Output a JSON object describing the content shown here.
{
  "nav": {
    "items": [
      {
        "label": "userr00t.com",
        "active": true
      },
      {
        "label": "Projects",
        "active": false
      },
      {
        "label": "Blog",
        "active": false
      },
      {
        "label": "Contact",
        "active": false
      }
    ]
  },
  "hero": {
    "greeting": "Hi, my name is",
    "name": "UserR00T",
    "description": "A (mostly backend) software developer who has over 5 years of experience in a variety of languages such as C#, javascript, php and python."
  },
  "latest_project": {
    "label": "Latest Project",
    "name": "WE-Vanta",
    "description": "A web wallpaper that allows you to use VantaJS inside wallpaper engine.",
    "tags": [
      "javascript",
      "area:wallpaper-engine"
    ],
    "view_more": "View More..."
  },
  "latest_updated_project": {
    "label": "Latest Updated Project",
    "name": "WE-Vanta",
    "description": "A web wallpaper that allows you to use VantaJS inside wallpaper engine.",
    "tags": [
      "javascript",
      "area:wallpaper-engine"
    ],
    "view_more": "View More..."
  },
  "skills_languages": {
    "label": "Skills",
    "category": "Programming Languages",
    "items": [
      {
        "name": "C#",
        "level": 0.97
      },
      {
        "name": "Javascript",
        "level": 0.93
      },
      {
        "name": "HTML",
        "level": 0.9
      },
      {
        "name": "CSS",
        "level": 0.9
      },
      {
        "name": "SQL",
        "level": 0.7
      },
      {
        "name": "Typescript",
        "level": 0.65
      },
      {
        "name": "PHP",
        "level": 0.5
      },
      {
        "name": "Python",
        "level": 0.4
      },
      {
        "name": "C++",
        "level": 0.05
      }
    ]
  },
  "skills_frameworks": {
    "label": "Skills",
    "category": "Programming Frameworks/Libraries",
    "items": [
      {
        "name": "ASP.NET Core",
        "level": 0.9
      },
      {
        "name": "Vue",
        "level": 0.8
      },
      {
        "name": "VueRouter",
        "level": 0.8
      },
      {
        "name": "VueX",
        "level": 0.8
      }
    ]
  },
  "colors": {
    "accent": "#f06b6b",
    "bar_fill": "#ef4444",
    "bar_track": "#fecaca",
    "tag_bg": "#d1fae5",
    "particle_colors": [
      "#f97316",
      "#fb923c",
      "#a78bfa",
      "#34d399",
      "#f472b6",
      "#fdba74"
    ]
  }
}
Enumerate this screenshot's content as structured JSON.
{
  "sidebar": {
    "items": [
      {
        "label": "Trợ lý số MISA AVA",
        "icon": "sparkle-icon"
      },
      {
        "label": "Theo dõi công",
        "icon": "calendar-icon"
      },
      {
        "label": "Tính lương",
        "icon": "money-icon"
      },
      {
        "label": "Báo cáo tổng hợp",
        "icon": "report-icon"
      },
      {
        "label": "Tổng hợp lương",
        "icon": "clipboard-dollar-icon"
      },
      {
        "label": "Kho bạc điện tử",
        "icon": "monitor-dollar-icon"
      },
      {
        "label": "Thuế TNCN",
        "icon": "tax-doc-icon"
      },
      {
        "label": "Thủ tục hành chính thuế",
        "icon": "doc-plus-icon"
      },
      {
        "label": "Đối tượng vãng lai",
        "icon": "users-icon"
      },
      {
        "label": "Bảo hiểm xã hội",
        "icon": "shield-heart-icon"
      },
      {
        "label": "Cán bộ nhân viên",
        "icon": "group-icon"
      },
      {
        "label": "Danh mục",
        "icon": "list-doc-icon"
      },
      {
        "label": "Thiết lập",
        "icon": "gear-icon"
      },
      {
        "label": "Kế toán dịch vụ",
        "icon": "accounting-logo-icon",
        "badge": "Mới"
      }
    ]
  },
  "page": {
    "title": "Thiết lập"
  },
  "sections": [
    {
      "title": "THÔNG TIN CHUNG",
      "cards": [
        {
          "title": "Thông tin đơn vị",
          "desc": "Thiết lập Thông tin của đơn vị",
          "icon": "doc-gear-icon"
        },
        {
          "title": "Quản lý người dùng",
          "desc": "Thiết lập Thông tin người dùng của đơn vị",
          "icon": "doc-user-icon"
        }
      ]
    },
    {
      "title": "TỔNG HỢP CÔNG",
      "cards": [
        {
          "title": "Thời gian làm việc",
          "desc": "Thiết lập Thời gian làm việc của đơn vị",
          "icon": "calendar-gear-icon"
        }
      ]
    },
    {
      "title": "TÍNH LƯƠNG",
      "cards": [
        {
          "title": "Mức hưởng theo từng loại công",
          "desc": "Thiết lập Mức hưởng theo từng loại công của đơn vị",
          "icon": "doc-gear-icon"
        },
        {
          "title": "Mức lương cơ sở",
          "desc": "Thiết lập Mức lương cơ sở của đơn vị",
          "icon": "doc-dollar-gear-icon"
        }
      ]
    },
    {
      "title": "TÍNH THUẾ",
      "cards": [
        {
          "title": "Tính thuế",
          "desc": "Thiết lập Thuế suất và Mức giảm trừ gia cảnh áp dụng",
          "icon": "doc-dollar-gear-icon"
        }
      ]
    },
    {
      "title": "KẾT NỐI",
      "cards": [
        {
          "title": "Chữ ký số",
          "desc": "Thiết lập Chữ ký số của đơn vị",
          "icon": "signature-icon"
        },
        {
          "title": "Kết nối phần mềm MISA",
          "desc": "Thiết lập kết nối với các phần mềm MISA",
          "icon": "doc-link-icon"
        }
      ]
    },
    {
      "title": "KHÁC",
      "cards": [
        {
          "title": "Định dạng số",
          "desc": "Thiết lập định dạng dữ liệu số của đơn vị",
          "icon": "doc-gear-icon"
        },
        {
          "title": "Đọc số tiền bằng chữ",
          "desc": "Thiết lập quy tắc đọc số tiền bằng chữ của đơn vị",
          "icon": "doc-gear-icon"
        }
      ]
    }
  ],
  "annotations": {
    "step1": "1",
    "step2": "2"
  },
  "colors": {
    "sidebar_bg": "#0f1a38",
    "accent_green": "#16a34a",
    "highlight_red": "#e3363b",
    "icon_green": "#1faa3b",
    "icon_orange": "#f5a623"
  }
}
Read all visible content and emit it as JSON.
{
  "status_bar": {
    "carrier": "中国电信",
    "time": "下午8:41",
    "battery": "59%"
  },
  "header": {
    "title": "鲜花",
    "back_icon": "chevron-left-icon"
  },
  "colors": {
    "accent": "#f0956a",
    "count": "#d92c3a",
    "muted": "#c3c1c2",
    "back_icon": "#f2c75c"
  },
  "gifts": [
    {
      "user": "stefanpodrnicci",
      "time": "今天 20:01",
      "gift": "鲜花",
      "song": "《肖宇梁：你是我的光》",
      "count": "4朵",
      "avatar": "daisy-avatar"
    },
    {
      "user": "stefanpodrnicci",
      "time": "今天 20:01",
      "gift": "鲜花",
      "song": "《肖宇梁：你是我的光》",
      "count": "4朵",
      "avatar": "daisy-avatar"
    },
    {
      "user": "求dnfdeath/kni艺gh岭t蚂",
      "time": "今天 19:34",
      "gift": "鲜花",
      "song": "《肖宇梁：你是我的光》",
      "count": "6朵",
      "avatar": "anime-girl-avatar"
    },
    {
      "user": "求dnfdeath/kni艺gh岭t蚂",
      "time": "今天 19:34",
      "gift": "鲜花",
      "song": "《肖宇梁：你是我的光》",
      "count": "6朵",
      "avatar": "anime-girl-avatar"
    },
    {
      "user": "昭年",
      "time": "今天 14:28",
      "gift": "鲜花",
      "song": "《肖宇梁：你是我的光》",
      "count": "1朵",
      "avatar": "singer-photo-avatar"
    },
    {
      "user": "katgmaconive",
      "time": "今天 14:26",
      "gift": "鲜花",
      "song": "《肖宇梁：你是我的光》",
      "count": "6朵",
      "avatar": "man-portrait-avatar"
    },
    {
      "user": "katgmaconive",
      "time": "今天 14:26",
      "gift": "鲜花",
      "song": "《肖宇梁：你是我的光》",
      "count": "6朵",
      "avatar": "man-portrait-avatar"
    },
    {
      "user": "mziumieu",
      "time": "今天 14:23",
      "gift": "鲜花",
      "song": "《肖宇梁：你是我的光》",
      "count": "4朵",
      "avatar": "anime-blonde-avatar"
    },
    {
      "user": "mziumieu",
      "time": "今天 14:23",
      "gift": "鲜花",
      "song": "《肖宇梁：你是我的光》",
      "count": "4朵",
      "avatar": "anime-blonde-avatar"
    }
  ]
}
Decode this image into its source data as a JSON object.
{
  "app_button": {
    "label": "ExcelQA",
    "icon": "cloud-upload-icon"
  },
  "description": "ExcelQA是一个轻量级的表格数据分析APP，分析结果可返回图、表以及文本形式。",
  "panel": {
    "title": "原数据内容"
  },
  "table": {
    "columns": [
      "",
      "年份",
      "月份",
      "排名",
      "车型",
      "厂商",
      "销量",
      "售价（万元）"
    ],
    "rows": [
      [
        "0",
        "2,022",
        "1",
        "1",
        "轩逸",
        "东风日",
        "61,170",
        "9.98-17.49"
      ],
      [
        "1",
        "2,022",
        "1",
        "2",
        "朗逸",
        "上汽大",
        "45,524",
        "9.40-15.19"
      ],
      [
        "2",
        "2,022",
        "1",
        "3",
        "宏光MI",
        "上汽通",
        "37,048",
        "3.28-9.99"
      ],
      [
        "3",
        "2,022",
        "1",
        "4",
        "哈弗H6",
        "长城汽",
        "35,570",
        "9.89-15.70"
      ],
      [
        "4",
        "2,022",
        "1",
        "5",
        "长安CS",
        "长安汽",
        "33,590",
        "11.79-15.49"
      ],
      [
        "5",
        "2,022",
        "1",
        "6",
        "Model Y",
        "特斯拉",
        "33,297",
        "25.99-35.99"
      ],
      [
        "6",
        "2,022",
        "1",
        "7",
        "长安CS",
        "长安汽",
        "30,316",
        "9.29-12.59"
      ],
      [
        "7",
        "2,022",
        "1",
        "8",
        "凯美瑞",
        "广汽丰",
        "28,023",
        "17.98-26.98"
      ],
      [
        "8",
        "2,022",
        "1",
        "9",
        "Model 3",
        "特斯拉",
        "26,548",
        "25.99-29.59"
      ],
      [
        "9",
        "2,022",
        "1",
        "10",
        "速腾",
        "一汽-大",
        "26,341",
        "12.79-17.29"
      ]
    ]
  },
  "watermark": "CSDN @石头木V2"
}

---------------

• _Exercise requirements_
What is the number of lines in the records above that include the word "từng"? Reply with that number and nothing more.

• _Answer to this exercise_
2